-- Start Items --
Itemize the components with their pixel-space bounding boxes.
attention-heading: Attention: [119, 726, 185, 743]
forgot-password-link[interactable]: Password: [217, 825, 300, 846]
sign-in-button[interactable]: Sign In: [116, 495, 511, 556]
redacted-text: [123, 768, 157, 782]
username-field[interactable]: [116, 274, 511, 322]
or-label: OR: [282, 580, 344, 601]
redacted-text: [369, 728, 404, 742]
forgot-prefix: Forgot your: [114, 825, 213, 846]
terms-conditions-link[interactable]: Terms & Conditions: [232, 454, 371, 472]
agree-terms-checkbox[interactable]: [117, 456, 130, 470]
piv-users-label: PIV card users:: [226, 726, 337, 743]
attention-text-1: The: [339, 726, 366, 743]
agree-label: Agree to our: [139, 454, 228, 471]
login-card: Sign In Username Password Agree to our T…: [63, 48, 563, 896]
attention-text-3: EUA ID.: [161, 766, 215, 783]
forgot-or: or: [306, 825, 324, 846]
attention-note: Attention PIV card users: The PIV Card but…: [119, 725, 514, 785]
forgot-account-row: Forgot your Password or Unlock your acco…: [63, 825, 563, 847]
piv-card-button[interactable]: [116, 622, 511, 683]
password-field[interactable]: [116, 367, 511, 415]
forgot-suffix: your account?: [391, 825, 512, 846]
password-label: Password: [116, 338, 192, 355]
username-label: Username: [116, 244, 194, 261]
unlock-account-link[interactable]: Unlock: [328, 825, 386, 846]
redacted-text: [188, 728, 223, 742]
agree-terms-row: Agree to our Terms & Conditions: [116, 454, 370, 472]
-- End Items --
◆ Work to complete: Turn every line of the items above into a numbered list, skipping any blank lines.

◆ Solution:
1. Itemize the components with their pixel-space bounding boxes.
2. attention-heading: Attention: [119, 726, 185, 743]
3. forgot-password-link[interactable]: Password: [217, 825, 300, 846]
4. sign-in-button[interactable]: Sign In: [116, 495, 511, 556]
5. redacted-text: [123, 768, 157, 782]
6. username-field[interactable]: [116, 274, 511, 322]
7. or-label: OR: [282, 580, 344, 601]
8. redacted-text: [369, 728, 404, 742]
9. forgot-prefix: Forgot your: [114, 825, 213, 846]
10. terms-conditions-link[interactable]: Terms & Conditions: [232, 454, 371, 472]
11. agree-terms-checkbox[interactable]: [117, 456, 130, 470]
12. piv-users-label: PIV card users:: [226, 726, 337, 743]
13. attention-text-1: The: [339, 726, 366, 743]
14. agree-label: Agree to our: [139, 454, 228, 471]
15. login-card: Sign In Username Password Agree to our T…: [63, 48, 563, 896]
16. attention-text-3: EUA ID.: [161, 766, 215, 783]
17. forgot-or: or: [306, 825, 324, 846]
18. attention-note: Attention PIV card users: The PIV Card but…: [119, 725, 514, 785]
19. forgot-account-row: Forgot your Password or Unlock your acco…: [63, 825, 563, 847]
20. piv-card-button[interactable]: [116, 622, 511, 683]
21. password-field[interactable]: [116, 367, 511, 415]
22. forgot-suffix: your account?: [391, 825, 512, 846]
23. password-label: Password: [116, 338, 192, 355]
24. username-label: Username: [116, 244, 194, 261]
25. unlock-account-link[interactable]: Unlock: [328, 825, 386, 846]
26. redacted-text: [188, 728, 223, 742]
27. agree-terms-row: Agree to our Terms & Conditions: [116, 454, 370, 472]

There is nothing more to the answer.